» Texto de origem:
A economia americana passou anos com excesso de alavancagem e endividamento, especialmente no mundo corporativo. A dívida das empresas americanas atingiu nível recorde histórico de 47% do PIB, sendo que boa parte desse endividamento é de empresas com um nível acima do junk apenas. Uma desaceleração mesmo que moderada pode levar essas empresas a perderem seu grau de investimento, piorar seu endividamento e eventualmente entrarem em falência. No final, a economia americana apenas parece forte, mas ela tem fraquezas que foram construídas ao longo de muitos anos com excesso de ativismo do Federal Reserve e uma política fiscal muito leniente, com reforma tributária sem contrapartida de ajuste do lado dos gastos.
Trump pega uma economia em deterioração em ano eleitoral com a Câmara de maioria democrata essencialmente contra qualquer medida de estímulo que facilite a vida do presidente. Anos de confrontação se pagam com afastamento na hora da crise. A eventual escolha de Joe Biden como candidato democrata só dificulta a vida do presidente americano e nos faz pensar o que ele poderá fazer para tentar estimular a economia em uma crise como essa que corre o risco de lhe tirar o mandato. Uma guerra pode não ser suficiente como George Bush descobriu em 1991 quando a recessão daquele ano pesou mais na decisão do eleitor.

» Lista de atividades:
[1] Segundo o texto sobre a economia americana, qual nível recorde a dívida das empresas americanas atingiu?
[2] Liste todas as pessoas mencionadas pelo nome no texto sobre a economia americana.
[3] Por favor, dê continuidade ao texto sobre a economia americana a partir da última frase apresentada.

» Dados fornecidos:
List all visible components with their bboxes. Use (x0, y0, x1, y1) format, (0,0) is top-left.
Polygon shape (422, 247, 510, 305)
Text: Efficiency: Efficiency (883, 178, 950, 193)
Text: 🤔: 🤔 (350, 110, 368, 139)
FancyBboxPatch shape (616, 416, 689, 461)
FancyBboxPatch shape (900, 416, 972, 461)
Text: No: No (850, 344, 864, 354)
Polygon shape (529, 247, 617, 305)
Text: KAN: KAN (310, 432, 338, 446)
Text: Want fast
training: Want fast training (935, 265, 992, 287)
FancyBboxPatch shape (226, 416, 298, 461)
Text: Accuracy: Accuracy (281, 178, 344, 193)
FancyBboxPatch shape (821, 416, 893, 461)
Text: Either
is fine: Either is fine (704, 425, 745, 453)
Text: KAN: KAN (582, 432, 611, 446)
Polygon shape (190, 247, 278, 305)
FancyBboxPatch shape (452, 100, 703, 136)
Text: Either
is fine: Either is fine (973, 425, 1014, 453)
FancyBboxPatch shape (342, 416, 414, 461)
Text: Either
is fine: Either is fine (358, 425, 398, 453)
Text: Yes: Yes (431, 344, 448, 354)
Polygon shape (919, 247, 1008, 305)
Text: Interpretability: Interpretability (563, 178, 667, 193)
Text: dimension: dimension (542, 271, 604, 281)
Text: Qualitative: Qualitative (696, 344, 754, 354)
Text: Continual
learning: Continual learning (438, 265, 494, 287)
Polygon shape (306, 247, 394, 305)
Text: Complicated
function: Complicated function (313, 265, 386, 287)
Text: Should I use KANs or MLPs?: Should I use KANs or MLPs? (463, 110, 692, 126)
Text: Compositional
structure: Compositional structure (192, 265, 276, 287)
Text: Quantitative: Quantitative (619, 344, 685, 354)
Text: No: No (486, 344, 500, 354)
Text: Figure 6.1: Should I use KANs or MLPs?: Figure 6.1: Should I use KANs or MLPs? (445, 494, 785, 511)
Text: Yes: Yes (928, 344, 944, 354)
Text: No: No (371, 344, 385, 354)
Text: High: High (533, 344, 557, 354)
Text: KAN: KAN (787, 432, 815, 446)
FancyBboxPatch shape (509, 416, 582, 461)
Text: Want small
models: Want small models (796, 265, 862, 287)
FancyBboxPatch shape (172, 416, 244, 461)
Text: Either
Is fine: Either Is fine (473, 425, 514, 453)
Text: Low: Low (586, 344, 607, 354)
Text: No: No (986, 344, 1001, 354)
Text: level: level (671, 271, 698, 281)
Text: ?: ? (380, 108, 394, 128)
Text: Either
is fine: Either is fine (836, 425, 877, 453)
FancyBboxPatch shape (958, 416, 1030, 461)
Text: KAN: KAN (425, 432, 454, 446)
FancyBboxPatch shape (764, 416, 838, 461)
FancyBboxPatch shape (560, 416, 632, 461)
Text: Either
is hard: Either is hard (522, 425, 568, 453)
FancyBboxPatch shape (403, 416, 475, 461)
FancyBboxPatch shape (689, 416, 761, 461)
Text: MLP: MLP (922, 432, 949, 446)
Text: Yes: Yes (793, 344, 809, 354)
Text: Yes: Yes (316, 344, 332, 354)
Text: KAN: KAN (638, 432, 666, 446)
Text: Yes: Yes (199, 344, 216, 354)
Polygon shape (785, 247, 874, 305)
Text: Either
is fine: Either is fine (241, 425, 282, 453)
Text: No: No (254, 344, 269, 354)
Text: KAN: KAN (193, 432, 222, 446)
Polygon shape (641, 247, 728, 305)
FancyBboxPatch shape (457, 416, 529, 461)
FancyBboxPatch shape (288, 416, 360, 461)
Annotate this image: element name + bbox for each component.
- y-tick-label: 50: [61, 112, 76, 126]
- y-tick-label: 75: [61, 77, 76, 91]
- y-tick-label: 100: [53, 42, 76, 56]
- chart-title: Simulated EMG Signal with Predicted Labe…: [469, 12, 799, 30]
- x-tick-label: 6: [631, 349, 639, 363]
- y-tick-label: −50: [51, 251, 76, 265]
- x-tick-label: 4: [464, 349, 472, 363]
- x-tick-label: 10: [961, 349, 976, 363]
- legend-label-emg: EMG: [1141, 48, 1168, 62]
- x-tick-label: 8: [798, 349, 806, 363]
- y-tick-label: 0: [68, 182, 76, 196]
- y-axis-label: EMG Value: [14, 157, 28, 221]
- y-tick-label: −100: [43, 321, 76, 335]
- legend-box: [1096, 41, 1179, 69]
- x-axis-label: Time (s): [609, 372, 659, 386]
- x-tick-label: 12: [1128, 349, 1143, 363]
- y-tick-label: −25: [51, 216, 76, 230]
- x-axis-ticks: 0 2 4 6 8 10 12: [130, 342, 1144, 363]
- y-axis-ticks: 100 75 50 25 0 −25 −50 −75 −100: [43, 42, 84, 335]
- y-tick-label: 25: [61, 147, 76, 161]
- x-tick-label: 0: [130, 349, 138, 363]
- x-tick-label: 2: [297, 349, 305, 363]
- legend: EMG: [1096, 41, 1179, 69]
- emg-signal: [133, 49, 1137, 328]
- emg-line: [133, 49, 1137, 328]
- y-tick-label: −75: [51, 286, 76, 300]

» Respostas dos exercícios:
[1] 47% do PIB.

[2] Trump, Joe Biden, George Bush

[3]
O que fazer? Alguns acreditam que o choque atual parece ser mais de oferta, com uma inesperada quarentena diminuindo a oferta de bens e serviços. Estímulos monetários e fiscais, essencialmente de demanda, poderiam não ser eficazes. John Cochrane, em seu blog, tem levantado a ideia de permitir que haja crédito disponível para que as empresas permaneçam abertas e passem pelo choque de capital de giro que terão durante a crise. Para Cochrane, a Receita Federal americana poderia permitir um crédito para cada americano de até U$ 10 mil, com pagamento via impostos no futuro.
Faz sentido, mas ao mesmo tempo a forte queda no mercado acionário americano, que pode ser um ajuste mais duradouro, faz com que haja diminuição da riqueza que afetaria a demanda no curto prazo. A sensação de empobrecimento de uma população que envelhece e depende muito do mercado de ações pode fazer com que o ajuste se dê na demanda para contrabalançar a perda de riqueza.
Ou seja, o choque atual afeta tanto oferta quanto demanda e continua dependendo de estímulos de política macroeconômica de curto prazo, o que falta em larga escala nos EUA. Juros já muito baixos, com quantitative easing excessivamente utilizado nos últimos anos e déficit público na casa dos 5% do PIB, muito elevado para tempos sem crise.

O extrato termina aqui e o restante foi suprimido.